▶ _WRITTEN PROBLEM_: Return the listing below unchanged, minus its pictures.

▶ _DATA TO USE_:
# # # #

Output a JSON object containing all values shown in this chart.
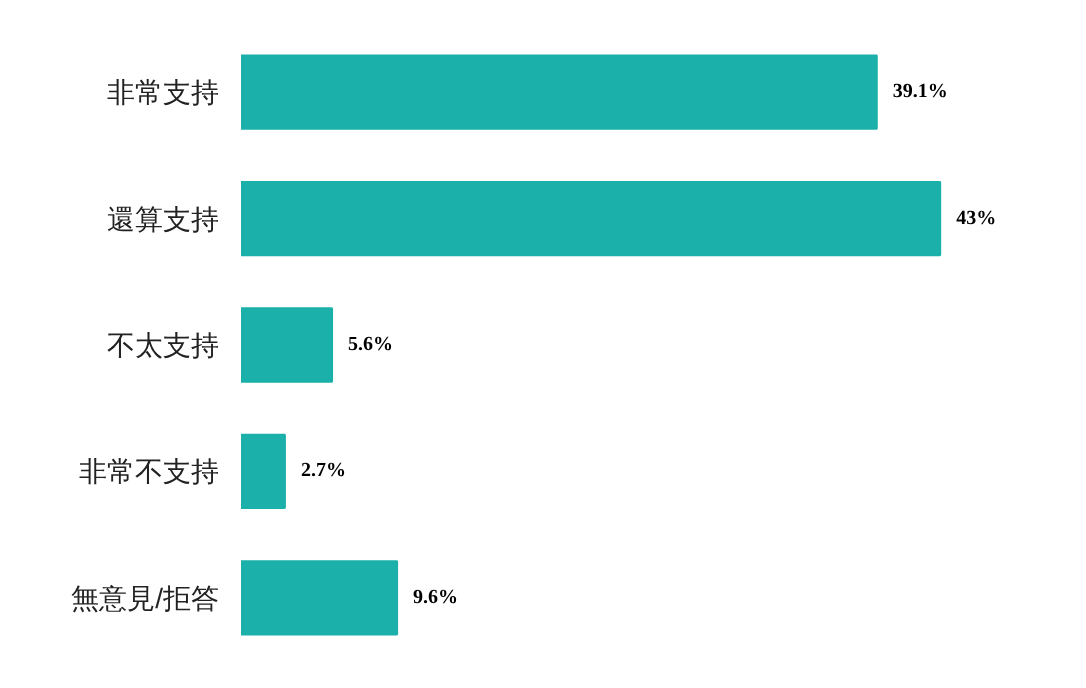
{
  "chart_data": {
    "type": "bar",
    "orientation": "horizontal",
    "categories": [
      "非常支持",
      "還算支持",
      "不太支持",
      "非常不支持",
      "無意見/拒答"
    ],
    "values": [
      39.1,
      43,
      5.6,
      2.7,
      9.6
    ],
    "color": "#1bb0aa",
    "data_labels": true,
    "value_labels": [
      "39.1%",
      "43%",
      "5.6%",
      "2.7%",
      "9.6%"
    ]
  }
}
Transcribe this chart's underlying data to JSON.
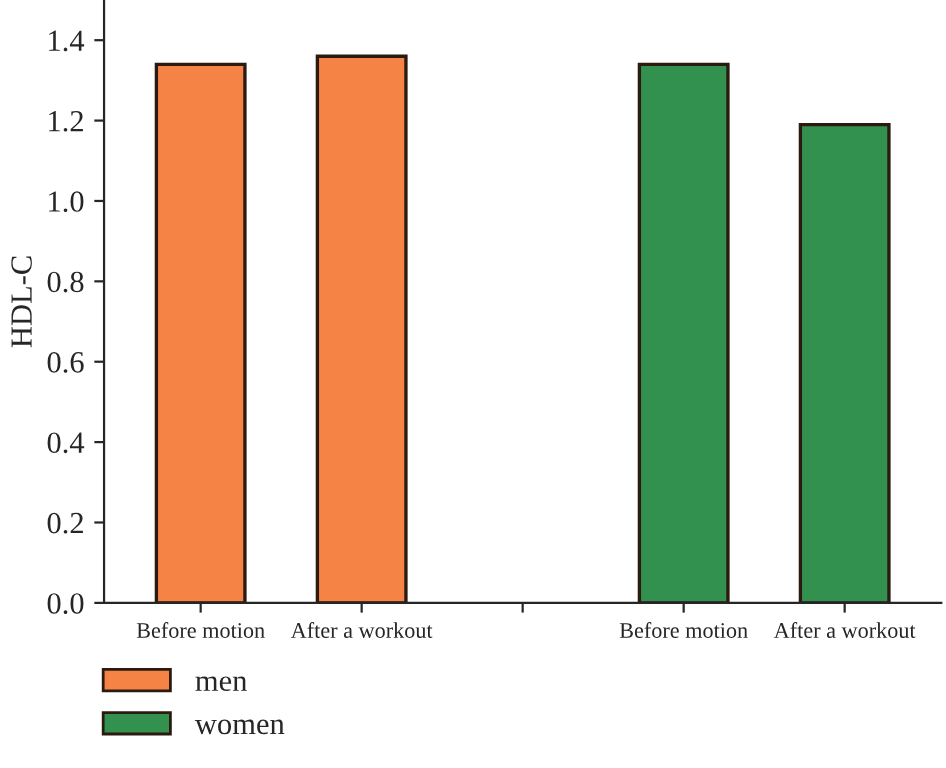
{
  "chart_data": {
    "type": "bar",
    "ylabel": "HDL-C",
    "categories": [
      "Before motion",
      "After a workout",
      null,
      "Before motion",
      "After a workout"
    ],
    "series": [
      {
        "name": "men",
        "color": "#f58345",
        "values": [
          1.34,
          1.36,
          null,
          null,
          null
        ]
      },
      {
        "name": "women",
        "color": "#339150",
        "values": [
          null,
          null,
          null,
          1.34,
          1.19
        ]
      }
    ],
    "ylim": [
      0,
      1.5
    ],
    "yticks": [
      {
        "value": 0,
        "label": "0.0"
      },
      0.2,
      0.4,
      0.6,
      0.8,
      {
        "value": 1,
        "label": "1.0"
      },
      1.2,
      1.4
    ],
    "grid": false,
    "legend": "bottom left"
  }
}
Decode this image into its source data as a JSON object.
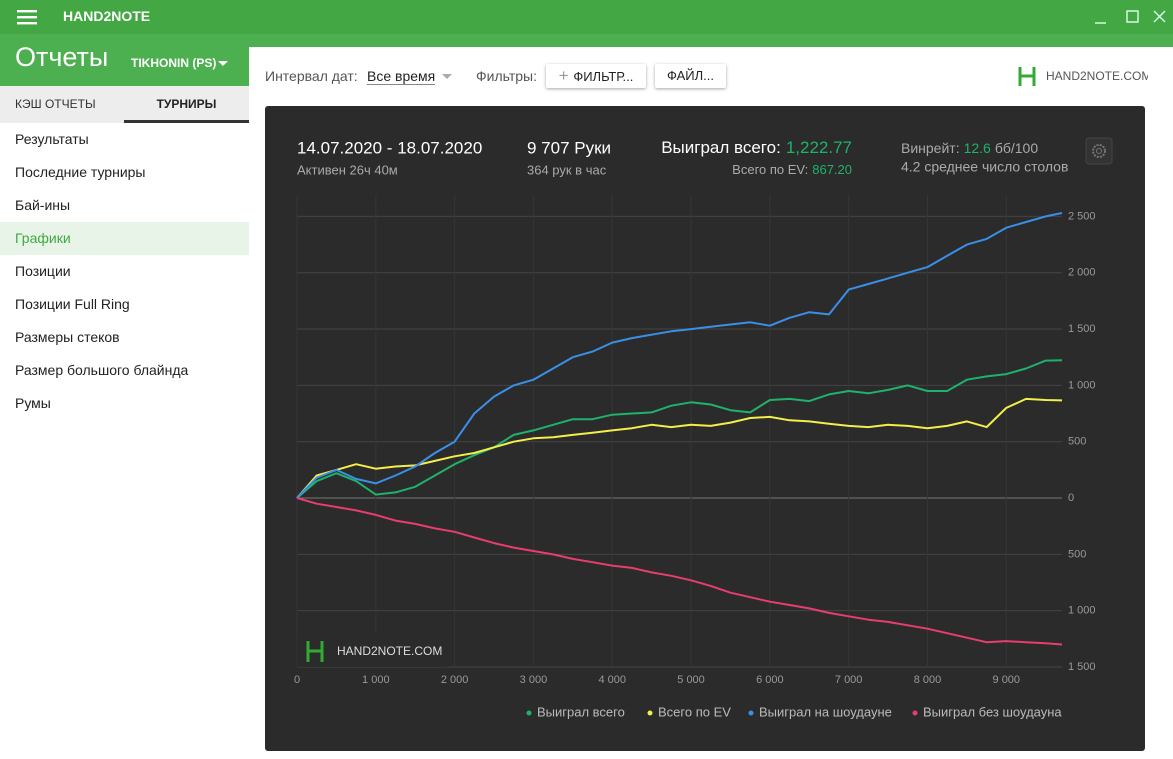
{
  "app": {
    "title": "HAND2NOTE"
  },
  "header": {
    "title": "Отчеты",
    "account": "TIKHONIN (PS)"
  },
  "tabs": [
    "КЭШ ОТЧЕТЫ",
    "ТУРНИРЫ"
  ],
  "menu": [
    "Результаты",
    "Последние турниры",
    "Бай-ины",
    "Графики",
    "Позиции",
    "Позиции Full Ring",
    "Размеры стеков",
    "Размер большого блайнда",
    "Румы"
  ],
  "toolbar": {
    "date_label": "Интервал дат:",
    "date_value": "Все время",
    "filters_label": "Фильтры:",
    "filter_button": "ФИЛЬТР...",
    "file_button": "ФАЙЛ...",
    "logo": "HAND2NOTE.COM"
  },
  "stats": {
    "dates": "14.07.2020 - 18.07.2020",
    "active": "Активен 26ч 40м",
    "hands": "9 707 Руки",
    "hands_per_hour": "364 рук в час",
    "won_label": "Выиграл всего:",
    "won_value": "1,222.77",
    "ev_label": "Всего по EV:",
    "ev_value": "867.20",
    "winrate_label": "Винрейт:",
    "winrate_value": "12.6",
    "winrate_unit": "бб/100",
    "tables": "4.2 среднее число столов"
  },
  "chart_data": {
    "type": "line",
    "watermark": "HAND2NOTE.COM",
    "x": [
      0,
      250,
      500,
      750,
      1000,
      1250,
      1500,
      1750,
      2000,
      2250,
      2500,
      2750,
      3000,
      3250,
      3500,
      3750,
      4000,
      4250,
      4500,
      4750,
      5000,
      5250,
      5500,
      5750,
      6000,
      6250,
      6500,
      6750,
      7000,
      7250,
      7500,
      7750,
      8000,
      8250,
      8500,
      8750,
      9000,
      9250,
      9500,
      9707
    ],
    "series": [
      {
        "name": "Выиграл всего",
        "color": "#1fb26b",
        "values": [
          0,
          150,
          220,
          150,
          30,
          50,
          100,
          200,
          300,
          380,
          450,
          560,
          600,
          650,
          700,
          700,
          740,
          750,
          760,
          820,
          850,
          830,
          780,
          760,
          870,
          880,
          860,
          920,
          950,
          930,
          960,
          1000,
          950,
          950,
          1050,
          1080,
          1100,
          1150,
          1220,
          1223
        ]
      },
      {
        "name": "Всего по EV",
        "color": "#f2ee4a",
        "values": [
          0,
          200,
          250,
          300,
          260,
          280,
          290,
          330,
          370,
          400,
          450,
          500,
          530,
          540,
          560,
          580,
          600,
          620,
          650,
          630,
          650,
          640,
          670,
          710,
          720,
          690,
          680,
          660,
          640,
          630,
          650,
          640,
          620,
          640,
          680,
          630,
          800,
          880,
          870,
          867
        ]
      },
      {
        "name": "Выиграл на шоудауне",
        "color": "#3a8fe8",
        "values": [
          0,
          180,
          250,
          170,
          130,
          200,
          280,
          400,
          500,
          750,
          900,
          1000,
          1050,
          1150,
          1250,
          1300,
          1380,
          1420,
          1450,
          1480,
          1500,
          1520,
          1540,
          1560,
          1530,
          1600,
          1650,
          1630,
          1850,
          1900,
          1950,
          2000,
          2050,
          2150,
          2250,
          2300,
          2400,
          2450,
          2500,
          2530
        ]
      },
      {
        "name": "Выиграл без шоудауна",
        "color": "#e83d6e",
        "values": [
          0,
          -50,
          -80,
          -110,
          -150,
          -200,
          -230,
          -270,
          -300,
          -350,
          -400,
          -440,
          -470,
          -500,
          -540,
          -570,
          -600,
          -620,
          -660,
          -690,
          -730,
          -780,
          -840,
          -880,
          -920,
          -950,
          -980,
          -1020,
          -1050,
          -1080,
          -1100,
          -1130,
          -1160,
          -1200,
          -1240,
          -1280,
          -1270,
          -1280,
          -1290,
          -1300
        ]
      }
    ],
    "xlim": [
      0,
      9707
    ],
    "ylim": [
      -1500,
      2690
    ],
    "xticks": [
      0,
      {
        "value": 1000,
        "label": "1 000"
      },
      {
        "value": 2000,
        "label": "2 000"
      },
      {
        "value": 3000,
        "label": "3 000"
      },
      {
        "value": 4000,
        "label": "4 000"
      },
      {
        "value": 5000,
        "label": "5 000"
      },
      {
        "value": 6000,
        "label": "6 000"
      },
      {
        "value": 7000,
        "label": "7 000"
      },
      {
        "value": 8000,
        "label": "8 000"
      },
      {
        "value": 9000,
        "label": "9 000"
      }
    ],
    "yticks": [
      {
        "value": -1500,
        "label": "1 500"
      },
      {
        "value": -1000,
        "label": "1 000"
      },
      {
        "value": -500,
        "label": "500"
      },
      0,
      500,
      {
        "value": 1000,
        "label": "1 000"
      },
      {
        "value": 1500,
        "label": "1 500"
      },
      {
        "value": 2000,
        "label": "2 000"
      },
      {
        "value": 2500,
        "label": "2 500"
      }
    ],
    "grid": true
  }
}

# # # #

▶ _EXERCISE SOLUTION_:
Output a JSON object containing all values shown in this chart.
{
  "chart_data": {
    "type": "bar",
    "orientation": "horizontal",
    "categories": [
      "非常支持",
      "還算支持",
      "不太支持",
      "非常不支持",
      "無意見/拒答"
    ],
    "values": [
      39.1,
      43,
      5.6,
      2.7,
      9.6
    ],
    "color": "#1bb0aa",
    "data_labels": true,
    "value_labels": [
      "39.1%",
      "43%",
      "5.6%",
      "2.7%",
      "9.6%"
    ]
  }
}
Transcribe this chart's underlying data to JSON.
{
  "chart_data": {
    "type": "bar",
    "ylabel": "HDL-C",
    "categories": [
      "Before motion",
      "After a workout",
      null,
      "Before motion",
      "After a workout"
    ],
    "series": [
      {
        "name": "men",
        "color": "#f58345",
        "values": [
          1.34,
          1.36,
          null,
          null,
          null
        ]
      },
      {
        "name": "women",
        "color": "#339150",
        "values": [
          null,
          null,
          null,
          1.34,
          1.19
        ]
      }
    ],
    "ylim": [
      0,
      1.5
    ],
    "yticks": [
      {
        "value": 0,
        "label": "0.0"
      },
      0.2,
      0.4,
      0.6,
      0.8,
      {
        "value": 1,
        "label": "1.0"
      },
      1.2,
      1.4
    ],
    "grid": false,
    "legend": "bottom left"
  }
}
Decode this image into its source data as a JSON object.
{
  "app": {
    "title": "HAND2NOTE"
  },
  "header": {
    "title": "Отчеты",
    "account": "TIKHONIN (PS)"
  },
  "tabs": [
    "КЭШ ОТЧЕТЫ",
    "ТУРНИРЫ"
  ],
  "menu": [
    "Результаты",
    "Последние турниры",
    "Бай-ины",
    "Графики",
    "Позиции",
    "Позиции Full Ring",
    "Размеры стеков",
    "Размер большого блайнда",
    "Румы"
  ],
  "toolbar": {
    "date_label": "Интервал дат:",
    "date_value": "Все время",
    "filters_label": "Фильтры:",
    "filter_button": "ФИЛЬТР...",
    "file_button": "ФАЙЛ...",
    "logo": "HAND2NOTE.COM"
  },
  "stats": {
    "dates": "14.07.2020 - 18.07.2020",
    "active": "Активен 26ч 40м",
    "hands": "9 707 Руки",
    "hands_per_hour": "364 рук в час",
    "won_label": "Выиграл всего:",
    "won_value": "1,222.77",
    "ev_label": "Всего по EV:",
    "ev_value": "867.20",
    "winrate_label": "Винрейт:",
    "winrate_value": "12.6",
    "winrate_unit": "бб/100",
    "tables": "4.2 среднее число столов"
  },
  "chart_data": {
    "type": "line",
    "watermark": "HAND2NOTE.COM",
    "x": [
      0,
      250,
      500,
      750,
      1000,
      1250,
      1500,
      1750,
      2000,
      2250,
      2500,
      2750,
      3000,
      3250,
      3500,
      3750,
      4000,
      4250,
      4500,
      4750,
      5000,
      5250,
      5500,
      5750,
      6000,
      6250,
      6500,
      6750,
      7000,
      7250,
      7500,
      7750,
      8000,
      8250,
      8500,
      8750,
      9000,
      9250,
      9500,
      9707
    ],
    "series": [
      {
        "name": "Выиграл всего",
        "color": "#1fb26b",
        "values": [
          0,
          150,
          220,
          150,
          30,
          50,
          100,
          200,
          300,
          380,
          450,
          560,
          600,
          650,
          700,
          700,
          740,
          750,
          760,
          820,
          850,
          830,
          780,
          760,
          870,
          880,
          860,
          920,
          950,
          930,
          960,
          1000,
          950,
          950,
          1050,
          1080,
          1100,
          1150,
          1220,
          1223
        ]
      },
      {
        "name": "Всего по EV",
        "color": "#f2ee4a",
        "values": [
          0,
          200,
          250,
          300,
          260,
          280,
          290,
          330,
          370,
          400,
          450,
          500,
          530,
          540,
          560,
          580,
          600,
          620,
          650,
          630,
          650,
          640,
          670,
          710,
          720,
          690,
          680,
          660,
          640,
          630,
          650,
          640,
          620,
          640,
          680,
          630,
          800,
          880,
          870,
          867
        ]
      },
      {
        "name": "Выиграл на шоудауне",
        "color": "#3a8fe8",
        "values": [
          0,
          180,
          250,
          170,
          130,
          200,
          280,
          400,
          500,
          750,
          900,
          1000,
          1050,
          1150,
          1250,
          1300,
          1380,
          1420,
          1450,
          1480,
          1500,
          1520,
          1540,
          1560,
          1530,
          1600,
          1650,
          1630,
          1850,
          1900,
          1950,
          2000,
          2050,
          2150,
          2250,
          2300,
          2400,
          2450,
          2500,
          2530
        ]
      },
      {
        "name": "Выиграл без шоудауна",
        "color": "#e83d6e",
        "values": [
          0,
          -50,
          -80,
          -110,
          -150,
          -200,
          -230,
          -270,
          -300,
          -350,
          -400,
          -440,
          -470,
          -500,
          -540,
          -570,
          -600,
          -620,
          -660,
          -690,
          -730,
          -780,
          -840,
          -880,
          -920,
          -950,
          -980,
          -1020,
          -1050,
          -1080,
          -1100,
          -1130,
          -1160,
          -1200,
          -1240,
          -1280,
          -1270,
          -1280,
          -1290,
          -1300
        ]
      }
    ],
    "xlim": [
      0,
      9707
    ],
    "ylim": [
      -1500,
      2690
    ],
    "xticks": [
      0,
      {
        "value": 1000,
        "label": "1 000"
      },
      {
        "value": 2000,
        "label": "2 000"
      },
      {
        "value": 3000,
        "label": "3 000"
      },
      {
        "value": 4000,
        "label": "4 000"
      },
      {
        "value": 5000,
        "label": "5 000"
      },
      {
        "value": 6000,
        "label": "6 000"
      },
      {
        "value": 7000,
        "label": "7 000"
      },
      {
        "value": 8000,
        "label": "8 000"
      },
      {
        "value": 9000,
        "label": "9 000"
      }
    ],
    "yticks": [
      {
        "value": -1500,
        "label": "1 500"
      },
      {
        "value": -1000,
        "label": "1 000"
      },
      {
        "value": -500,
        "label": "500"
      },
      0,
      500,
      {
        "value": 1000,
        "label": "1 000"
      },
      {
        "value": 1500,
        "label": "1 500"
      },
      {
        "value": 2000,
        "label": "2 000"
      },
      {
        "value": 2500,
        "label": "2 500"
      }
    ],
    "grid": true
  }
}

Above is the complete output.